THE TASK =>
Make an exact copy of all the material below, apart from the pictures.

INFORMATION SHOWN =>
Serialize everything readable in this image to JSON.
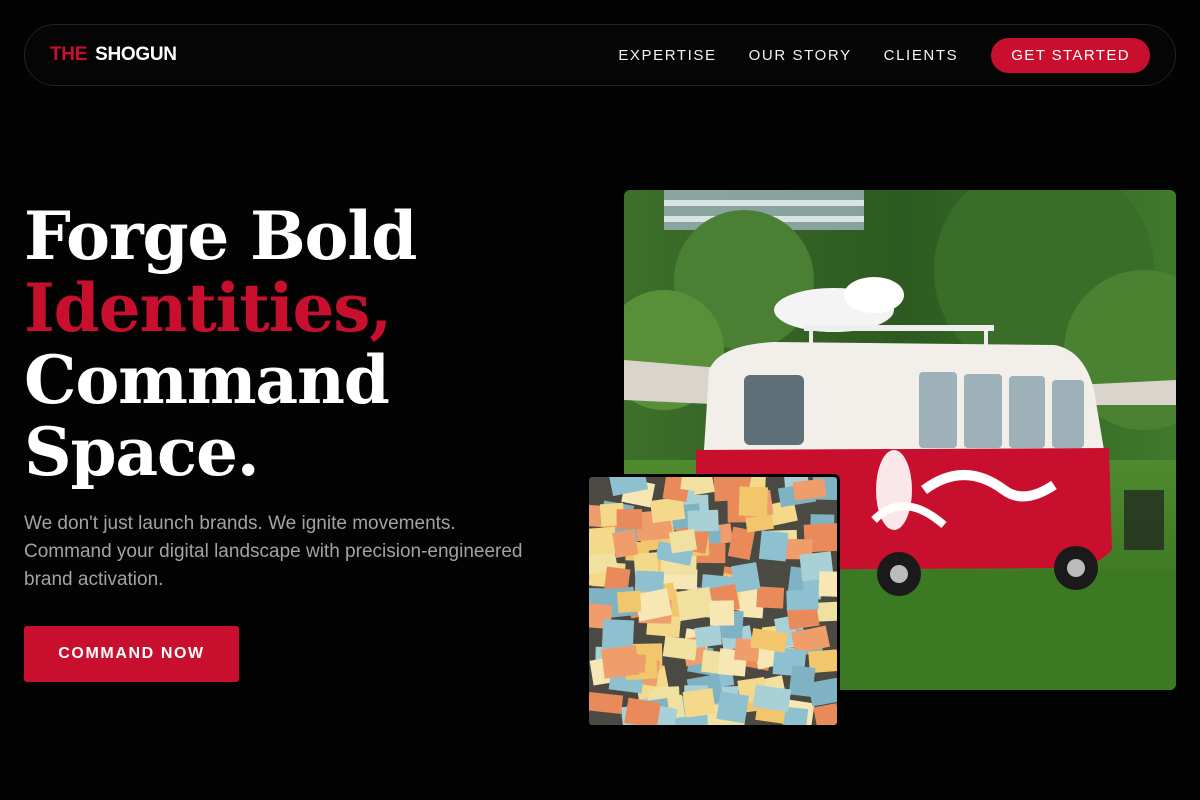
{
  "nav": {
    "logo_prefix": "THE",
    "logo_main": "SHOGUN",
    "links": [
      "EXPERTISE",
      "OUR STORY",
      "CLIENTS"
    ],
    "cta": "GET STARTED"
  },
  "hero": {
    "headline_lines": [
      "Forge Bold",
      "Identities,",
      "Command",
      "Space."
    ],
    "subtext": "We don't just launch brands. We ignite movements. Command your digital landscape with precision-engineered brand activation.",
    "button": "COMMAND NOW"
  },
  "images": {
    "main": "photo-red-van",
    "secondary": "photo-sticky-notes-wall"
  },
  "colors": {
    "accent": "#c8102e",
    "background": "#030303",
    "text": "#ffffff",
    "muted": "#a3a3a3"
  }
}
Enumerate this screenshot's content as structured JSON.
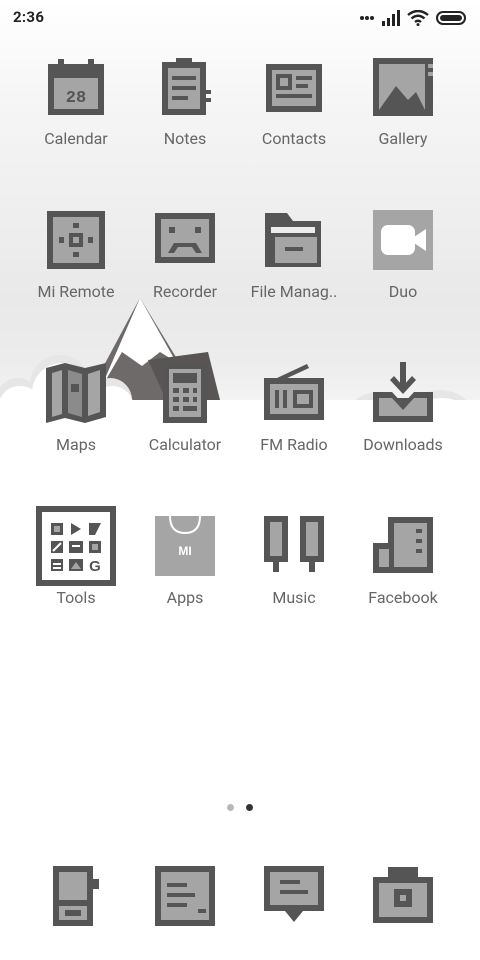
{
  "status_bar": {
    "time": "2:36",
    "icons": [
      "signal-dots-icon",
      "signal-bars-icon",
      "wifi-icon",
      "battery-icon"
    ]
  },
  "apps": [
    {
      "label": "Calendar",
      "icon": "calendar-icon"
    },
    {
      "label": "Notes",
      "icon": "notes-icon"
    },
    {
      "label": "Contacts",
      "icon": "contacts-icon"
    },
    {
      "label": "Gallery",
      "icon": "gallery-icon"
    },
    {
      "label": "Mi Remote",
      "icon": "remote-icon"
    },
    {
      "label": "Recorder",
      "icon": "recorder-icon"
    },
    {
      "label": "File Manag..",
      "icon": "folder-icon"
    },
    {
      "label": "Duo",
      "icon": "video-camera-icon"
    },
    {
      "label": "Maps",
      "icon": "map-icon"
    },
    {
      "label": "Calculator",
      "icon": "calculator-icon"
    },
    {
      "label": "FM Radio",
      "icon": "radio-icon"
    },
    {
      "label": "Downloads",
      "icon": "download-icon"
    },
    {
      "label": "Tools",
      "icon": "tools-folder-icon"
    },
    {
      "label": "Apps",
      "icon": "mi-bag-icon"
    },
    {
      "label": "Music",
      "icon": "headphones-icon"
    },
    {
      "label": "Facebook",
      "icon": "facebook-icon"
    }
  ],
  "calendar_day": "28",
  "apps_brand_text": "MI",
  "tools_glyph": "G",
  "page_indicator": {
    "count": 2,
    "active": 2
  },
  "dock": [
    {
      "icon": "phone-icon"
    },
    {
      "icon": "message-icon"
    },
    {
      "icon": "chat-icon"
    },
    {
      "icon": "camera-icon"
    }
  ],
  "colors": {
    "icon_dark": "#555555",
    "icon_fill": "#a5a5a5",
    "label": "#666666",
    "dot_inactive": "#b8b8b8",
    "dot_active": "#333333"
  }
}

RESULT BELOW =>
Serialize everything readable in this image to JSON.
{
  "nav": {
    "logo_prefix": "THE",
    "logo_main": "SHOGUN",
    "links": [
      "EXPERTISE",
      "OUR STORY",
      "CLIENTS"
    ],
    "cta": "GET STARTED"
  },
  "hero": {
    "headline_lines": [
      "Forge Bold",
      "Identities,",
      "Command",
      "Space."
    ],
    "subtext": "We don't just launch brands. We ignite movements. Command your digital landscape with precision-engineered brand activation.",
    "button": "COMMAND NOW"
  },
  "images": {
    "main": "photo-red-van",
    "secondary": "photo-sticky-notes-wall"
  },
  "colors": {
    "accent": "#c8102e",
    "background": "#030303",
    "text": "#ffffff",
    "muted": "#a3a3a3"
  }
}
Enumerate this screenshot's content as structured JSON.
{
  "status_bar": {
    "time": "2:36",
    "icons": [
      "signal-dots-icon",
      "signal-bars-icon",
      "wifi-icon",
      "battery-icon"
    ]
  },
  "apps": [
    {
      "label": "Calendar",
      "icon": "calendar-icon"
    },
    {
      "label": "Notes",
      "icon": "notes-icon"
    },
    {
      "label": "Contacts",
      "icon": "contacts-icon"
    },
    {
      "label": "Gallery",
      "icon": "gallery-icon"
    },
    {
      "label": "Mi Remote",
      "icon": "remote-icon"
    },
    {
      "label": "Recorder",
      "icon": "recorder-icon"
    },
    {
      "label": "File Manag..",
      "icon": "folder-icon"
    },
    {
      "label": "Duo",
      "icon": "video-camera-icon"
    },
    {
      "label": "Maps",
      "icon": "map-icon"
    },
    {
      "label": "Calculator",
      "icon": "calculator-icon"
    },
    {
      "label": "FM Radio",
      "icon": "radio-icon"
    },
    {
      "label": "Downloads",
      "icon": "download-icon"
    },
    {
      "label": "Tools",
      "icon": "tools-folder-icon"
    },
    {
      "label": "Apps",
      "icon": "mi-bag-icon"
    },
    {
      "label": "Music",
      "icon": "headphones-icon"
    },
    {
      "label": "Facebook",
      "icon": "facebook-icon"
    }
  ],
  "calendar_day": "28",
  "apps_brand_text": "MI",
  "tools_glyph": "G",
  "page_indicator": {
    "count": 2,
    "active": 2
  },
  "dock": [
    {
      "icon": "phone-icon"
    },
    {
      "icon": "message-icon"
    },
    {
      "icon": "chat-icon"
    },
    {
      "icon": "camera-icon"
    }
  ],
  "colors": {
    "icon_dark": "#555555",
    "icon_fill": "#a5a5a5",
    "label": "#666666",
    "dot_inactive": "#b8b8b8",
    "dot_active": "#333333"
  }
}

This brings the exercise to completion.